▶ **WORK TO DO**
(A) From the Aman Venice hotel review, transcribe the passage between "The Aman Canal" and "Murano crystal chandeliers.", inclusive.
(B) According to the Aman Venice hotel review, in what year was the Palazzo Papadopoli restored?

▶ **PAGE EXTRACT**
Asian-style simplicity meets 16th century excess in Venice at the Aman’s first Italian property, writes Andrew Forbes.
In a world of ostentatious excess, it is now genuine exclusivity, personalised service and discretion that are the true hallmarks of an upscale hotel experience.
The Aman Canal Grande Venice, is an exquisitely presented hotel, within a Venetian palazzo, where one finds refined contemporary aesthetics, exceptional accommodation within palatial surroundings and discreet, attentive service.
…this is the new ultra-luxury
The Baroque-style Palazzo Papadopoli, on the Venice’s incomparable Grand Canal, has been meticulously restored (2014); a place where the Aman signature minimalism harmonises beautifully with the palace’s Rococo and Neo-Renaissance furniture, frescos, classic art and flamboyant Murano crystal chandeliers.
Arrive aboard Casino Royale
Venice’s modest Marco Polo airport is about 35 minutes from this lagoon city. The transfer to the hotel is of course by boat; guests are whisked to the Aman in stylish elegance aboard the property’s 1930 style ‘Casino Royale’ – a beautiful custom-built boat, in vintage style, made from polished amber and honey hued wood – which makes the journey a memorable start to one’s stay.
Once ensconced in this extraordinary palace, it feels like Venice just can’t get any better. George Clooney and Amal Alamuddin certainly thought so, as they chose this stunning 16th century pad for their wedding reception and wedding night.
…the greatest city treasures of all, a canal-side garden
The property is in the heart of this lagoon city, yet boasts one of the greatest city treasures of all, a large garden beside the Grand Canal; a place to sit under parasols and enjoy a spritz.

▶ **DATA ENTRIES**
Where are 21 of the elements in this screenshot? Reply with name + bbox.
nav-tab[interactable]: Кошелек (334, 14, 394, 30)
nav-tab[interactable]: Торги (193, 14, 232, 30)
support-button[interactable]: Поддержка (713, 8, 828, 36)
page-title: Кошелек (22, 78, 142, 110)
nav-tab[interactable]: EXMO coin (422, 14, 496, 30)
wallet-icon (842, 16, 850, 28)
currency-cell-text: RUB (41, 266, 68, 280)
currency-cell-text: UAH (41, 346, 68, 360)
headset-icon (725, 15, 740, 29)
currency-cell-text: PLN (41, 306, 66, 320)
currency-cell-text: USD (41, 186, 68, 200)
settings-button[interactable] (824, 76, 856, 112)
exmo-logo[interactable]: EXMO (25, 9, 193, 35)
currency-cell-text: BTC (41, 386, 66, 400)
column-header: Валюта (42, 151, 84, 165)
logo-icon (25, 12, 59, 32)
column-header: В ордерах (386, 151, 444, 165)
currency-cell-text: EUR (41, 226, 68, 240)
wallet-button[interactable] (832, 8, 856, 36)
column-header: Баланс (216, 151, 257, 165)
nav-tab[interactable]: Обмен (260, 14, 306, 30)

▶ **RESULTS FOR EACH TASK**
(A)
The Aman Canal Grande Venice, is an exquisitely presented hotel, within a Venetian palazzo, where one finds refined contemporary aesthetics, exceptional accommodation within palatial surroundings and discreet, attentive service.
…this is the new ultra-luxury
The Baroque-style Palazzo Papadopoli, on the Venice’s incomparable Grand Canal, has been meticulously restored (2014); a place where the Aman signature minimalism harmonises beautifully with the palace’s Rococo and Neo-Renaissance furniture, frescos, classic art and flamboyant Murano crystal chandeliers.

(B) 2014